→ Exercise goal: Go through the listing below and list every line with "UPVC".

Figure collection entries
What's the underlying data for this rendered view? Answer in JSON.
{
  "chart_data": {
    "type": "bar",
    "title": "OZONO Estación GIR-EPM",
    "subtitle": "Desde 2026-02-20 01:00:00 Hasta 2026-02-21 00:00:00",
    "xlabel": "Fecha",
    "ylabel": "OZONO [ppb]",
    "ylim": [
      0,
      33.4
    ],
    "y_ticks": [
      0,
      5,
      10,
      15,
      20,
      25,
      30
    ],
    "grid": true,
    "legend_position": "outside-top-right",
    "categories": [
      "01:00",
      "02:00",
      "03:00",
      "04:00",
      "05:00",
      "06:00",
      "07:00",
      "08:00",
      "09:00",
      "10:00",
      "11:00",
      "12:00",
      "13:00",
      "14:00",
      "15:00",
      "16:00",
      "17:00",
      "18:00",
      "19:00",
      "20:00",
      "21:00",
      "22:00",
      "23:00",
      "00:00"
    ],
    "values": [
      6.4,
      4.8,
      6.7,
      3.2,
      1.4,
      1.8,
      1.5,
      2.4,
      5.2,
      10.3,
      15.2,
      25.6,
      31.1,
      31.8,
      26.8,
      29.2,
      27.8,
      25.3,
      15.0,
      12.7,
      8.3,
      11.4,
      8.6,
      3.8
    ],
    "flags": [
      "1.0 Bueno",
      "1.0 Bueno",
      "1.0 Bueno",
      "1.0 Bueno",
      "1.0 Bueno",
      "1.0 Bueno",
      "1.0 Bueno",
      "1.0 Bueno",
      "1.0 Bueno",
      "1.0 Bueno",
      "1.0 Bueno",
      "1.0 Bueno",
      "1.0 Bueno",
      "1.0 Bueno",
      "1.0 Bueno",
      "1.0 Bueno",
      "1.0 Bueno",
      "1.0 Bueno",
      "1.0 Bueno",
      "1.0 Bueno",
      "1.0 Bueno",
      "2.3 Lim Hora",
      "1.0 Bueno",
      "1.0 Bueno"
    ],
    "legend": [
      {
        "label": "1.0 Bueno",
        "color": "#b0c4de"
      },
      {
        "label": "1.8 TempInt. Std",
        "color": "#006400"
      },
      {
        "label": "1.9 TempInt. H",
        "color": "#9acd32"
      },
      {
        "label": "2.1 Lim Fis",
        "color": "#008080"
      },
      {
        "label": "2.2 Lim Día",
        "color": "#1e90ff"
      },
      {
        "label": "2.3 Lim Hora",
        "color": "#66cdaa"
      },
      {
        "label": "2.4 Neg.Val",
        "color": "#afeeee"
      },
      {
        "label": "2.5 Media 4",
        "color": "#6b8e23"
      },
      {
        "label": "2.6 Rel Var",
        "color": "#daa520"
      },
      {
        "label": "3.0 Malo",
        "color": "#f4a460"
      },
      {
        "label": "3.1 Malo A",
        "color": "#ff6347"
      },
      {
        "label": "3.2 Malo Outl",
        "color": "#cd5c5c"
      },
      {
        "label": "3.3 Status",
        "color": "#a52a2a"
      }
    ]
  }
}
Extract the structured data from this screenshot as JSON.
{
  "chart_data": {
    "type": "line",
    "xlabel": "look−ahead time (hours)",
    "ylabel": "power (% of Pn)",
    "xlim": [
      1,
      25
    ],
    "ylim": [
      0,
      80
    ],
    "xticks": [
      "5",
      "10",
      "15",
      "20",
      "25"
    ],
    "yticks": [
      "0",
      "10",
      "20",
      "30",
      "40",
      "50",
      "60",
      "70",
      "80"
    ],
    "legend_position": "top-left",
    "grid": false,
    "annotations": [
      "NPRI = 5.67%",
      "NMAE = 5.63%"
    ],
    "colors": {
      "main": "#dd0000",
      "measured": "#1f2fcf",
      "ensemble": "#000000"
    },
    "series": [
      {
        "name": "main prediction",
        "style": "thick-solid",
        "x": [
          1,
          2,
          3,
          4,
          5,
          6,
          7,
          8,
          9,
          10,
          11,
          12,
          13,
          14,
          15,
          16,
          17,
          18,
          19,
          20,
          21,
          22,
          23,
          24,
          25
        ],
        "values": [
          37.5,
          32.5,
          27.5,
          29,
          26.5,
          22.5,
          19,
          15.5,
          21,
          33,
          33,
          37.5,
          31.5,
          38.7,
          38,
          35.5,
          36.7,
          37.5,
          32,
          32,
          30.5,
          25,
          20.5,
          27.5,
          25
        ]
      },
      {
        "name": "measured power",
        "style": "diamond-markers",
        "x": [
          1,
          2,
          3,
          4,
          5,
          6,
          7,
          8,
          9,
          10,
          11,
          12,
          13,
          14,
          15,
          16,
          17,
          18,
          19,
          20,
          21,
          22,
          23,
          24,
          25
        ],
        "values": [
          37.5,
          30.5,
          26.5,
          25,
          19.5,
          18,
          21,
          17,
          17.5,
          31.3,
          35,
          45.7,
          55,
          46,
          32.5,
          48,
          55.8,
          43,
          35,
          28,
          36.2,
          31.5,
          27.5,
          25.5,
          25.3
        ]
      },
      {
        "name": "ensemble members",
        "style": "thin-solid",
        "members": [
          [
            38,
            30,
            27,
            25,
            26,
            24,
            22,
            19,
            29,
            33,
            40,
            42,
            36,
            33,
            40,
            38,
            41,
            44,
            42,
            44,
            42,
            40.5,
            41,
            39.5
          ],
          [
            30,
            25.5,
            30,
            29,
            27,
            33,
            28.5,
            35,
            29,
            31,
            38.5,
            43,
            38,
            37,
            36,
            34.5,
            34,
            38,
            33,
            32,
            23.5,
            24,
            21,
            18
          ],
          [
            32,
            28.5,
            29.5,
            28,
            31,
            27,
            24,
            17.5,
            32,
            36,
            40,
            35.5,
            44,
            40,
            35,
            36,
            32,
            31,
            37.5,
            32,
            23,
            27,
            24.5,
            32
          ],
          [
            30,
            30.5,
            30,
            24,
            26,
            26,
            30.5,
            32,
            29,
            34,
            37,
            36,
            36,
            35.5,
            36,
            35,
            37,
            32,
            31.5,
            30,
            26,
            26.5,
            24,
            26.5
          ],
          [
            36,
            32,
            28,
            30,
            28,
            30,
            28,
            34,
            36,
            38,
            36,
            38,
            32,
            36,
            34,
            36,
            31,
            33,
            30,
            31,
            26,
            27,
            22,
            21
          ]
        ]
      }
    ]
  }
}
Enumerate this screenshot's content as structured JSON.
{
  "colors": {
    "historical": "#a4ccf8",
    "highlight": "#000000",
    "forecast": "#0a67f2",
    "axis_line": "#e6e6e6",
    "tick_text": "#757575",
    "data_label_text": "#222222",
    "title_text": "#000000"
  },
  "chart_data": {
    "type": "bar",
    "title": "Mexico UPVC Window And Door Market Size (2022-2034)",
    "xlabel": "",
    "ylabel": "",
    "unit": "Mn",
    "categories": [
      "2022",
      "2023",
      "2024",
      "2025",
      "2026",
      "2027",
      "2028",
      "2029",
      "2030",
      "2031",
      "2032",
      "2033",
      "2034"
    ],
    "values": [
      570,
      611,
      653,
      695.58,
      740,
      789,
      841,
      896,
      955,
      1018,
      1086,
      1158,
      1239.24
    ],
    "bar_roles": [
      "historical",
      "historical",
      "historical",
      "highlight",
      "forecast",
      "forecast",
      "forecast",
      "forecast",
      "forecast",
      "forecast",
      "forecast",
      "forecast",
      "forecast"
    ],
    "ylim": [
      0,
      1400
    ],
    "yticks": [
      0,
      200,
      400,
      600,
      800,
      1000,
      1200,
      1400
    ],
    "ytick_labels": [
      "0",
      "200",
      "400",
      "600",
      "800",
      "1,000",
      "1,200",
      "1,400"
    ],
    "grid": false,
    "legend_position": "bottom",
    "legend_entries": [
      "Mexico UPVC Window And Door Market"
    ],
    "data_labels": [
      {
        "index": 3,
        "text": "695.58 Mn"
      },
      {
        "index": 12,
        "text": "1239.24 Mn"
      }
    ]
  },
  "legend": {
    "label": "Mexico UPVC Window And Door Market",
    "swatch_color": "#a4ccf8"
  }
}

→ Solution for this exercise:
    "title": "Mexico UPVC Window And Door Market Size (2022-2034)",
      "Mexico UPVC Window And Door Market"
    "label": "Mexico UPVC Window And Door Market",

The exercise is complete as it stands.